_Given information:_
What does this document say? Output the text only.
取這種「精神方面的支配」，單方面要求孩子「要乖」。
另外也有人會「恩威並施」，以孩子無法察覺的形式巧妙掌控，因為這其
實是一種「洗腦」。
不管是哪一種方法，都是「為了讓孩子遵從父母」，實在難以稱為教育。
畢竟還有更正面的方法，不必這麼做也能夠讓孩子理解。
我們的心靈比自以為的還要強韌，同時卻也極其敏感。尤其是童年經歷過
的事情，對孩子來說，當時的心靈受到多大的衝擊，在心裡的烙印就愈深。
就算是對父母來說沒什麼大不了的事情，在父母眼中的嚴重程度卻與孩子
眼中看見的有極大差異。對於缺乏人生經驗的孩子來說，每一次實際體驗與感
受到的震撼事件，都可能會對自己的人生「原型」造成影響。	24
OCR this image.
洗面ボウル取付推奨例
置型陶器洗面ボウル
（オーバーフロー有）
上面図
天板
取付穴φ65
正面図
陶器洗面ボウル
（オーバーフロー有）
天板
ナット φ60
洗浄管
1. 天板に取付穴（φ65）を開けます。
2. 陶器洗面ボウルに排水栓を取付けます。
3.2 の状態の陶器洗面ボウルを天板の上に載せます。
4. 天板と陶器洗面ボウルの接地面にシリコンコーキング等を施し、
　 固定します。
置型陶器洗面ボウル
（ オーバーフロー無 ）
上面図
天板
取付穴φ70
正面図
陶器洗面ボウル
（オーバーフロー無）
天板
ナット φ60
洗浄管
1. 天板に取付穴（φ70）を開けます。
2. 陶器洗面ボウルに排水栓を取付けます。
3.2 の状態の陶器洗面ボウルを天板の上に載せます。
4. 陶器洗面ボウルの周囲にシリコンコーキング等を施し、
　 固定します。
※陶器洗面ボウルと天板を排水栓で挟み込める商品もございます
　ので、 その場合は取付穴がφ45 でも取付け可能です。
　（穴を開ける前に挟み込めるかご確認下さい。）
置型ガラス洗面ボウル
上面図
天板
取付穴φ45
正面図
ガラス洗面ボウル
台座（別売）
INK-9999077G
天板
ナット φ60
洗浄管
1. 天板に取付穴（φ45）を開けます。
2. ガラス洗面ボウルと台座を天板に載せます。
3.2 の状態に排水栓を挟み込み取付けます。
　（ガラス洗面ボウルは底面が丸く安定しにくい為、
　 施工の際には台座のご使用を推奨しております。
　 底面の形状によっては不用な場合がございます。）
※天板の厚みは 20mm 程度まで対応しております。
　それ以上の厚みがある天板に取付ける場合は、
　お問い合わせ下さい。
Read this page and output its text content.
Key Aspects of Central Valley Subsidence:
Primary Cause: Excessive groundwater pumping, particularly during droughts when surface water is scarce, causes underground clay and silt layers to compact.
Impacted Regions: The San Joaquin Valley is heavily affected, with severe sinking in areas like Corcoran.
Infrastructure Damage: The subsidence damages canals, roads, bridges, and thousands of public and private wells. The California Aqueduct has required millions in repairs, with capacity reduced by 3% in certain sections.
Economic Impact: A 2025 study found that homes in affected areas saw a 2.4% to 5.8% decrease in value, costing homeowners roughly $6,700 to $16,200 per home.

_Exercise task:_ Find every line that has "affected" in it, then return those lines.

_Answer:_
Impacted Regions: The San Joaquin Valley is heavily affected, with severe sinking in areas like Corcoran.
Economic Impact: A 2025 study found that homes in affected areas saw a 2.4% to 5.8% decrease in value, costing homeowners roughly $6,700 to $16,200 per home.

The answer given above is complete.